• _Requirements_: Reproduce the records verbatim from their first line down to and including the line that contains "cell-produto: Aeronáutica e".

• _Dataset excerpts_:
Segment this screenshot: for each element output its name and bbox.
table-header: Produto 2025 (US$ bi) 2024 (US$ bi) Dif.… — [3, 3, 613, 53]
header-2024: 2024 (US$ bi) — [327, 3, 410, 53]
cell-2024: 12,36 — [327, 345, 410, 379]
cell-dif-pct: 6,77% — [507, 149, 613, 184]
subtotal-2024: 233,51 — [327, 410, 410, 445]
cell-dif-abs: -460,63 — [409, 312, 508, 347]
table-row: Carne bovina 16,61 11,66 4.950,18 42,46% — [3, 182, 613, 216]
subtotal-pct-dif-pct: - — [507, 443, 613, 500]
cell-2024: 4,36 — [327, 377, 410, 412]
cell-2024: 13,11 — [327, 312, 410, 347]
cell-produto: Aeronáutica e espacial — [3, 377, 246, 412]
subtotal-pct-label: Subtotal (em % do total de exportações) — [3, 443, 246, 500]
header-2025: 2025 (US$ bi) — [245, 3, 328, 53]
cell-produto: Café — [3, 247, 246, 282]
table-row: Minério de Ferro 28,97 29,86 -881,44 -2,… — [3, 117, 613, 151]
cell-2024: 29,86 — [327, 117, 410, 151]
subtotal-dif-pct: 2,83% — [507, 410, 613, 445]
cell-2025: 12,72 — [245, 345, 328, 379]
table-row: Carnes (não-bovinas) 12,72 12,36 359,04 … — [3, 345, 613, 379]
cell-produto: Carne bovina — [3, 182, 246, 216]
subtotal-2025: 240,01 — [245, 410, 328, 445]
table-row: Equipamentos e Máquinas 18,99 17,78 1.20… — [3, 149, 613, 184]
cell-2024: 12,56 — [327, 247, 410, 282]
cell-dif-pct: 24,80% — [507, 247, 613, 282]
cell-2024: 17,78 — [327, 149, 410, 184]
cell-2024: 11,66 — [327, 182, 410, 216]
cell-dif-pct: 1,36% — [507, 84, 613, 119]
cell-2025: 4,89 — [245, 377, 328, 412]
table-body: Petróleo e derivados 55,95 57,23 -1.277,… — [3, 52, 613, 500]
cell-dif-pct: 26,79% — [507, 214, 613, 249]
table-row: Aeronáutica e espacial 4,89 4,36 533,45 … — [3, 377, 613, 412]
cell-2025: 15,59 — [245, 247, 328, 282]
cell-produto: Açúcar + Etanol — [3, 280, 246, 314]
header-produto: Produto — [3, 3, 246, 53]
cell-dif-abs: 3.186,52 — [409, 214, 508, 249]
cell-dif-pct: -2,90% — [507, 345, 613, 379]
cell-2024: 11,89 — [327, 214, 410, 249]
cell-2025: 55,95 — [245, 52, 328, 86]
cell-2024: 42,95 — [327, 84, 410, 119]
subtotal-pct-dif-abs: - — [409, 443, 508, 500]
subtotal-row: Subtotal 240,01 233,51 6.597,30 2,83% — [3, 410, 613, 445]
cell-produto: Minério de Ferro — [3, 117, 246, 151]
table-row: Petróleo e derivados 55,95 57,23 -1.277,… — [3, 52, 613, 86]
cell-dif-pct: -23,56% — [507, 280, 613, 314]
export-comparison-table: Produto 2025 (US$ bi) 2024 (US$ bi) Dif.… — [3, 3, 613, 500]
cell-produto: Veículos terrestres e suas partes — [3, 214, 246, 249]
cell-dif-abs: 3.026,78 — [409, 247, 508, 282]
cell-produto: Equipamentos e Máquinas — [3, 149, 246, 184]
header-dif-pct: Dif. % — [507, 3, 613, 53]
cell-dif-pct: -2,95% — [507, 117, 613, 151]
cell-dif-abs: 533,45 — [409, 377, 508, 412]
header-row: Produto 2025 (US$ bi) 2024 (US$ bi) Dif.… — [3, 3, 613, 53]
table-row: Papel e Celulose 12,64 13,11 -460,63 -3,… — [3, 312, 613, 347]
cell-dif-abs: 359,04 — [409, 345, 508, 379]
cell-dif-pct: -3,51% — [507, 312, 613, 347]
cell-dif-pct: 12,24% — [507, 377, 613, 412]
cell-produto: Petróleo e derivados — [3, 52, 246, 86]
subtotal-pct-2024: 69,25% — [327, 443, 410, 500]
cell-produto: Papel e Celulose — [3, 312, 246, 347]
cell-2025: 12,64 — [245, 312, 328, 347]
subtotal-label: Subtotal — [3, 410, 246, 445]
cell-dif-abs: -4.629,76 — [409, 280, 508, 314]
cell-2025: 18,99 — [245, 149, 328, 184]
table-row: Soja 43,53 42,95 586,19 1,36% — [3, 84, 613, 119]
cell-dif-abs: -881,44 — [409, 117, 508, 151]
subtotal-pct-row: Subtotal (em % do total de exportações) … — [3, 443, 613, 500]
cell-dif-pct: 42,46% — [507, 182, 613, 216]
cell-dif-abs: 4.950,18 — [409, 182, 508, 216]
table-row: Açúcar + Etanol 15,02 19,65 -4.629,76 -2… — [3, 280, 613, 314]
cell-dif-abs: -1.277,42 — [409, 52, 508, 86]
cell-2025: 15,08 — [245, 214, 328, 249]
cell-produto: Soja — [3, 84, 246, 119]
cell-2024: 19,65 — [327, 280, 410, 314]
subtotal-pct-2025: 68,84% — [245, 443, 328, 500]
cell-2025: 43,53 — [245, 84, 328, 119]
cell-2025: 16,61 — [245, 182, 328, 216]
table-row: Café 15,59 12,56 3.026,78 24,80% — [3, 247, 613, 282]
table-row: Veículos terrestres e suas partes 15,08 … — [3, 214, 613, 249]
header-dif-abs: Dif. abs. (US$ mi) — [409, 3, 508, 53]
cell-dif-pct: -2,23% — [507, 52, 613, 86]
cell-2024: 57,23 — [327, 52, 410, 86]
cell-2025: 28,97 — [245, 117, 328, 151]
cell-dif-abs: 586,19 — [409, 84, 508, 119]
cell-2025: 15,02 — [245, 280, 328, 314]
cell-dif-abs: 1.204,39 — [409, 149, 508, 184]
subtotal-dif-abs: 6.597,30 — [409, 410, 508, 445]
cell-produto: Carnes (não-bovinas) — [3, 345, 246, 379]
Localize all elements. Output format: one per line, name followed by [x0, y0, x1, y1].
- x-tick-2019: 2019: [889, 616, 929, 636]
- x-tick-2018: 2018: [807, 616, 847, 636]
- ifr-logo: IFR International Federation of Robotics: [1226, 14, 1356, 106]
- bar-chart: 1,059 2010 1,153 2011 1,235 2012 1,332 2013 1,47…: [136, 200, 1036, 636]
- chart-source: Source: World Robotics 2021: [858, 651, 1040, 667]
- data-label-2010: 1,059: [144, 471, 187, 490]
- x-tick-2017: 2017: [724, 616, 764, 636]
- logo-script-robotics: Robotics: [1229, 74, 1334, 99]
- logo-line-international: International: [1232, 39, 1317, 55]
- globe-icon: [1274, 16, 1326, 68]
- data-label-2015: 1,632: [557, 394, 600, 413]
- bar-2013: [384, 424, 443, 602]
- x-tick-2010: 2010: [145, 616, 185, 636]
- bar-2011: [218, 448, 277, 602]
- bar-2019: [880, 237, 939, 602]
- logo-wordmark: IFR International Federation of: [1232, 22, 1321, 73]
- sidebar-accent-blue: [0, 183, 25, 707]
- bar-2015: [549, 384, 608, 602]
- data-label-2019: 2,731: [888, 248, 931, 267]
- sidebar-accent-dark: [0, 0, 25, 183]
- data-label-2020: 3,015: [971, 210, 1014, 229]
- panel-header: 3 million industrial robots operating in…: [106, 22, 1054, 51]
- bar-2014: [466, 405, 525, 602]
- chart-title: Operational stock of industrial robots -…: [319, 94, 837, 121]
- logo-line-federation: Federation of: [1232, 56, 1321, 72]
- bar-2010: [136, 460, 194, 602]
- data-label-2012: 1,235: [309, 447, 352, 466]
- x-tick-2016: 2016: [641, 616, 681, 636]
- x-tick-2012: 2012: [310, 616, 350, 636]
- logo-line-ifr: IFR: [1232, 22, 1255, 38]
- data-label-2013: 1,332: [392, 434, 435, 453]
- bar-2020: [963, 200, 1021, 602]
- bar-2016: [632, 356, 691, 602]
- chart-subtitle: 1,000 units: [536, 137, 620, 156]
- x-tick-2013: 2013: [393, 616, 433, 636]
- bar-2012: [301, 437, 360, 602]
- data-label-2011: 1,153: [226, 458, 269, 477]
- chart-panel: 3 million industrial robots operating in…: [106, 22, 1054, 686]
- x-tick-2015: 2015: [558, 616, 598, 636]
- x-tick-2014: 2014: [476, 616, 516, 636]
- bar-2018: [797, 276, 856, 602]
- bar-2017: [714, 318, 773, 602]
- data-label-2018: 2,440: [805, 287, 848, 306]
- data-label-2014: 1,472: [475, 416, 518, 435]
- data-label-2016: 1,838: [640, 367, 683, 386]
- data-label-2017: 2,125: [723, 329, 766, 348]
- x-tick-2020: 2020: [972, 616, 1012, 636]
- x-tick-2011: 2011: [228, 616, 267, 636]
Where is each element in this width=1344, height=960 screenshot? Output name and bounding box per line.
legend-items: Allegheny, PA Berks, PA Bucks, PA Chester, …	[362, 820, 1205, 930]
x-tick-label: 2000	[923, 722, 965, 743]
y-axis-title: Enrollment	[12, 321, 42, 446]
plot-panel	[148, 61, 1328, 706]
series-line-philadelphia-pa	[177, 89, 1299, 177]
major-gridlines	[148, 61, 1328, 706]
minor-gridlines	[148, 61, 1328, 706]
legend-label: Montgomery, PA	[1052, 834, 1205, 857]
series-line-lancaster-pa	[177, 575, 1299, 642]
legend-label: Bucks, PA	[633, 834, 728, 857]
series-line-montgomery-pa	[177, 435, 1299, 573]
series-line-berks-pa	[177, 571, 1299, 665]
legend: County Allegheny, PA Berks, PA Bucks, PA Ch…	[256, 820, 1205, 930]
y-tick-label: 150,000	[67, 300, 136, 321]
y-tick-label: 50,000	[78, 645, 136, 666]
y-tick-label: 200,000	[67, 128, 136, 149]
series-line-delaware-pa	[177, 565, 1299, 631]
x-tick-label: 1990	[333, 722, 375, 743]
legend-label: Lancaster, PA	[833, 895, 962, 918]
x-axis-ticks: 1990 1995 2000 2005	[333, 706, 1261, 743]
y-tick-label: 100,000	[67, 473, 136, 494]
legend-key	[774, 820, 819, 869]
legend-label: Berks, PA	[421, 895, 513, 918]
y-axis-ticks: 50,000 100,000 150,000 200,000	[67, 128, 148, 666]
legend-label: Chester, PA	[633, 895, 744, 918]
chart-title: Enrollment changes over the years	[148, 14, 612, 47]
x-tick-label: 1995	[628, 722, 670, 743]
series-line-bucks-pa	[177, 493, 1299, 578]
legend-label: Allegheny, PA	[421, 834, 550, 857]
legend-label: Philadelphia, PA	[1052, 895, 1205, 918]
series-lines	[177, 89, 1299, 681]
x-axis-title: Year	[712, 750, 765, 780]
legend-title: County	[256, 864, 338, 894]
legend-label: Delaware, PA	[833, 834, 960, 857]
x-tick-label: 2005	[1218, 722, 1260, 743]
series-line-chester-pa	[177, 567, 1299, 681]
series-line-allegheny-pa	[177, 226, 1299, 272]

• _Written answer_:
Segment this screenshot: for each element output its name and bbox.
table-header: Produto 2025 (US$ bi) 2024 (US$ bi) Dif.… — [3, 3, 613, 53]
header-2024: 2024 (US$ bi) — [327, 3, 410, 53]
cell-2024: 12,36 — [327, 345, 410, 379]
cell-dif-pct: 6,77% — [507, 149, 613, 184]
subtotal-2024: 233,51 — [327, 410, 410, 445]
cell-dif-abs: -460,63 — [409, 312, 508, 347]
table-row: Carne bovina 16,61 11,66 4.950,18 42,46% — [3, 182, 613, 216]
subtotal-pct-dif-pct: - — [507, 443, 613, 500]
cell-2024: 4,36 — [327, 377, 410, 412]
cell-2024: 13,11 — [327, 312, 410, 347]
cell-produto: Aeronáutica e espacial — [3, 377, 246, 412]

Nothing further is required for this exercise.